#### ITEMS

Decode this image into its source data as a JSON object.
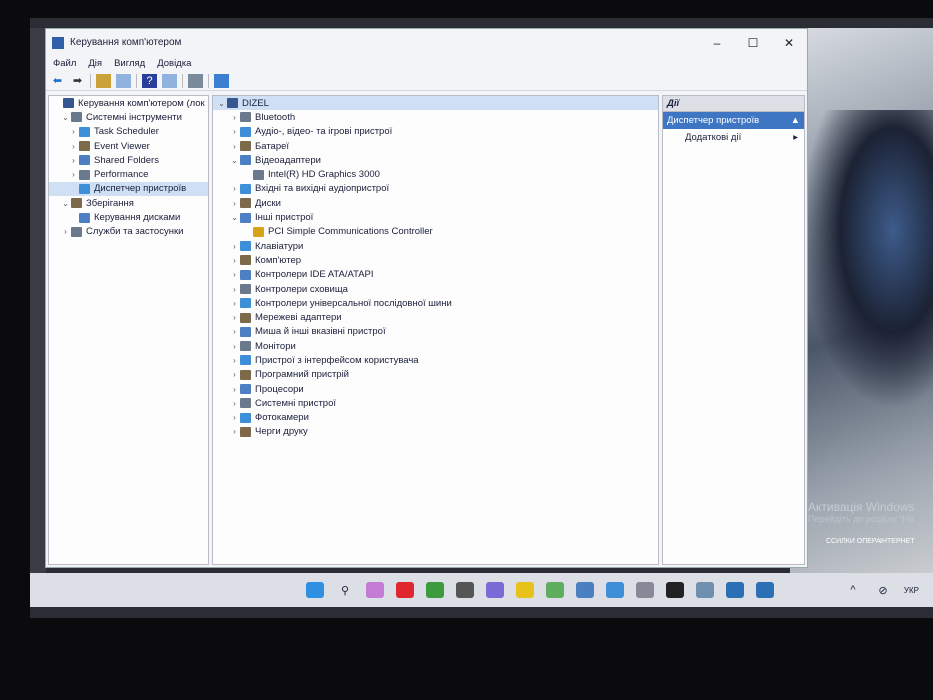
{
  "window": {
    "title": "Керування комп'ютером",
    "controls": [
      "–",
      "☐",
      "✕"
    ]
  },
  "menu": [
    "Файл",
    "Дія",
    "Вигляд",
    "Довідка"
  ],
  "left_tree": [
    {
      "label": "Керування комп'ютером (лок",
      "level": 0,
      "chev": ""
    },
    {
      "label": "Системні інструменти",
      "level": 1,
      "chev": "⌄"
    },
    {
      "label": "Task Scheduler",
      "level": 2,
      "chev": "›"
    },
    {
      "label": "Event Viewer",
      "level": 2,
      "chev": "›"
    },
    {
      "label": "Shared Folders",
      "level": 2,
      "chev": "›"
    },
    {
      "label": "Performance",
      "level": 2,
      "chev": "›"
    },
    {
      "label": "Диспетчер пристроїв",
      "level": 2,
      "chev": "",
      "selected": true
    },
    {
      "label": "Зберігання",
      "level": 1,
      "chev": "⌄"
    },
    {
      "label": "Керування дисками",
      "level": 2,
      "chev": ""
    },
    {
      "label": "Служби та застосунки",
      "level": 1,
      "chev": "›"
    }
  ],
  "device_tree": [
    {
      "label": "DIZEL",
      "level": 0,
      "chev": "⌄",
      "selected": true
    },
    {
      "label": "Bluetooth",
      "level": 1,
      "chev": "›"
    },
    {
      "label": "Аудіо-, відео- та ігрові пристрої",
      "level": 1,
      "chev": "›"
    },
    {
      "label": "Батареї",
      "level": 1,
      "chev": "›"
    },
    {
      "label": "Відеоадаптери",
      "level": 1,
      "chev": "⌄"
    },
    {
      "label": "Intel(R) HD Graphics 3000",
      "level": 2,
      "chev": ""
    },
    {
      "label": "Вхідні та вихідні аудіопристрої",
      "level": 1,
      "chev": "›"
    },
    {
      "label": "Диски",
      "level": 1,
      "chev": "›"
    },
    {
      "label": "Інші пристрої",
      "level": 1,
      "chev": "⌄"
    },
    {
      "label": "PCI Simple Communications Controller",
      "level": 2,
      "chev": "",
      "warning": true
    },
    {
      "label": "Клавіатури",
      "level": 1,
      "chev": "›"
    },
    {
      "label": "Комп'ютер",
      "level": 1,
      "chev": "›"
    },
    {
      "label": "Контролери IDE ATA/ATAPI",
      "level": 1,
      "chev": "›"
    },
    {
      "label": "Контролери сховища",
      "level": 1,
      "chev": "›"
    },
    {
      "label": "Контролери універсальної послідовної шини",
      "level": 1,
      "chev": "›"
    },
    {
      "label": "Мережеві адаптери",
      "level": 1,
      "chev": "›"
    },
    {
      "label": "Миша й інші вказівні пристрої",
      "level": 1,
      "chev": "›"
    },
    {
      "label": "Монітори",
      "level": 1,
      "chev": "›"
    },
    {
      "label": "Пристрої з інтерфейсом користувача",
      "level": 1,
      "chev": "›"
    },
    {
      "label": "Програмний пристрій",
      "level": 1,
      "chev": "›"
    },
    {
      "label": "Процесори",
      "level": 1,
      "chev": "›"
    },
    {
      "label": "Системні пристрої",
      "level": 1,
      "chev": "›"
    },
    {
      "label": "Фотокамери",
      "level": 1,
      "chev": "›"
    },
    {
      "label": "Черги друку",
      "level": 1,
      "chev": "›"
    }
  ],
  "actions": {
    "header": "Дії",
    "section": "Диспетчер пристроїв",
    "item": "Додаткові дії"
  },
  "desktop": {
    "activation_title": "Активація Windows",
    "activation_sub": "Перейдіть до розділу \"На",
    "icons": [
      "ССИЛКИ ОПЕРА",
      "ІНТЕРНЕТ"
    ]
  },
  "taskbar": {
    "language": "УКР",
    "apps": [
      "start",
      "search",
      "copilot",
      "opera",
      "chrome",
      "app",
      "media",
      "app2",
      "utorrent",
      "calculator",
      "notepad",
      "clock",
      "xbox",
      "camera",
      "app3",
      "device-manager"
    ]
  },
  "colors": {
    "accent": "#3f76c4",
    "selection": "#cfe0f5"
  }
}
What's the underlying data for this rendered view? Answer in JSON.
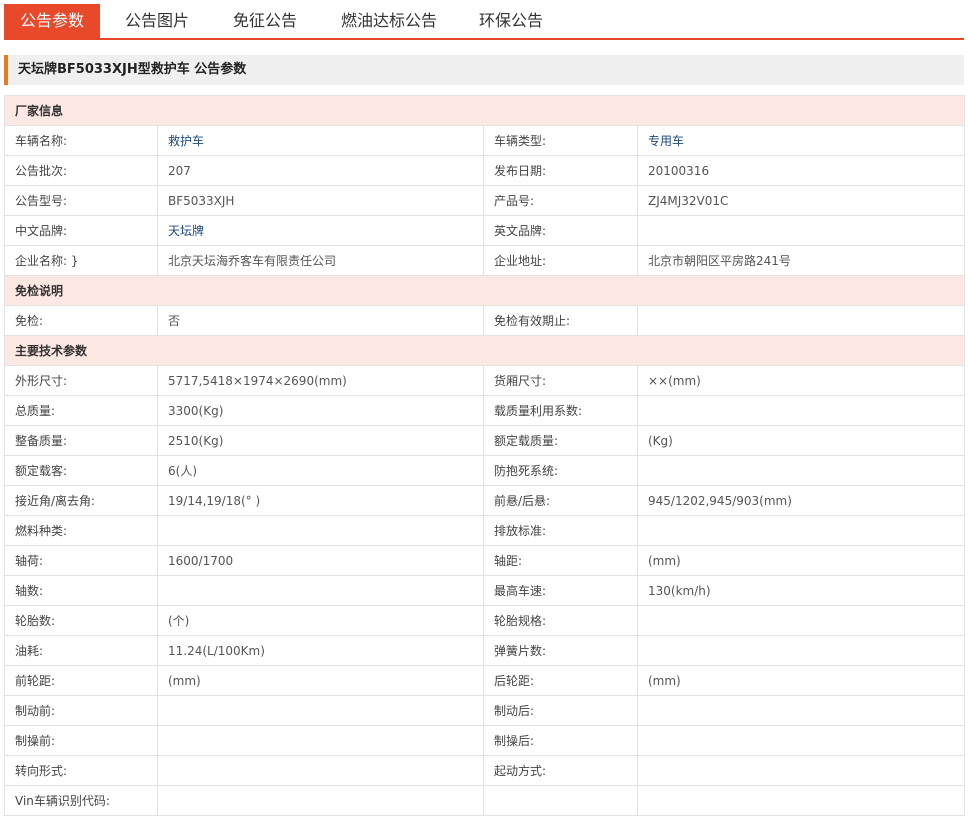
{
  "tabs": [
    {
      "label": "公告参数",
      "active": true
    },
    {
      "label": "公告图片",
      "active": false
    },
    {
      "label": "免征公告",
      "active": false
    },
    {
      "label": "燃油达标公告",
      "active": false
    },
    {
      "label": "环保公告",
      "active": false
    }
  ],
  "page_title": "天坛牌BF5033XJH型救护车 公告参数",
  "sections": {
    "manufacturer": "厂家信息",
    "exemption": "免检说明",
    "tech": "主要技术参数"
  },
  "rows": [
    {
      "l1": "车辆名称:",
      "v1": "救护车",
      "l2": "车辆类型:",
      "v2": "专用车"
    },
    {
      "l1": "公告批次:",
      "v1": "207",
      "l2": "发布日期:",
      "v2": "20100316"
    },
    {
      "l1": "公告型号:",
      "v1": "BF5033XJH",
      "l2": "产品号:",
      "v2": "ZJ4MJ32V01C"
    },
    {
      "l1": "中文品牌:",
      "v1": "天坛牌",
      "l2": "英文品牌:",
      "v2": ""
    },
    {
      "l1": "企业名称: }",
      "v1": "北京天坛海乔客车有限责任公司",
      "l2": "企业地址:",
      "v2": "北京市朝阳区平房路241号"
    },
    {
      "l1": "免检:",
      "v1": "否",
      "l2": "免检有效期止:",
      "v2": ""
    },
    {
      "l1": "外形尺寸:",
      "v1": "5717,5418×1974×2690(mm)",
      "l2": "货厢尺寸:",
      "v2": "××(mm)"
    },
    {
      "l1": "总质量:",
      "v1": "3300(Kg)",
      "l2": "载质量利用系数:",
      "v2": ""
    },
    {
      "l1": "整备质量:",
      "v1": "2510(Kg)",
      "l2": "额定载质量:",
      "v2": "(Kg)"
    },
    {
      "l1": "额定载客:",
      "v1": "6(人)",
      "l2": "防抱死系统:",
      "v2": ""
    },
    {
      "l1": "接近角/离去角:",
      "v1": "19/14,19/18(° )",
      "l2": "前悬/后悬:",
      "v2": "945/1202,945/903(mm)"
    },
    {
      "l1": "燃料种类:",
      "v1": "",
      "l2": "排放标准:",
      "v2": ""
    },
    {
      "l1": "轴荷:",
      "v1": "1600/1700",
      "l2": "轴距:",
      "v2": "(mm)"
    },
    {
      "l1": "轴数:",
      "v1": "",
      "l2": "最高车速:",
      "v2": "130(km/h)"
    },
    {
      "l1": "轮胎数:",
      "v1": "(个)",
      "l2": "轮胎规格:",
      "v2": ""
    },
    {
      "l1": "油耗:",
      "v1": "11.24(L/100Km)",
      "l2": "弹簧片数:",
      "v2": ""
    },
    {
      "l1": "前轮距:",
      "v1": "(mm)",
      "l2": "后轮距:",
      "v2": "(mm)"
    },
    {
      "l1": "制动前:",
      "v1": "",
      "l2": "制动后:",
      "v2": ""
    },
    {
      "l1": "制操前:",
      "v1": "",
      "l2": "制操后:",
      "v2": ""
    },
    {
      "l1": "转向形式:",
      "v1": "",
      "l2": "起动方式:",
      "v2": ""
    },
    {
      "l1": "Vin车辆识别代码:",
      "v1": "",
      "l2": "",
      "v2": ""
    }
  ]
}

########

→ STATED TASK
Filter the records above for lines containing the word "Керування", and copy those lines.

→ RESULT OF THIS EXERCISE
    "title": "Керування комп'ютером",
      "label": "Керування комп'ютером (лок",
      "label": "Керування дисками",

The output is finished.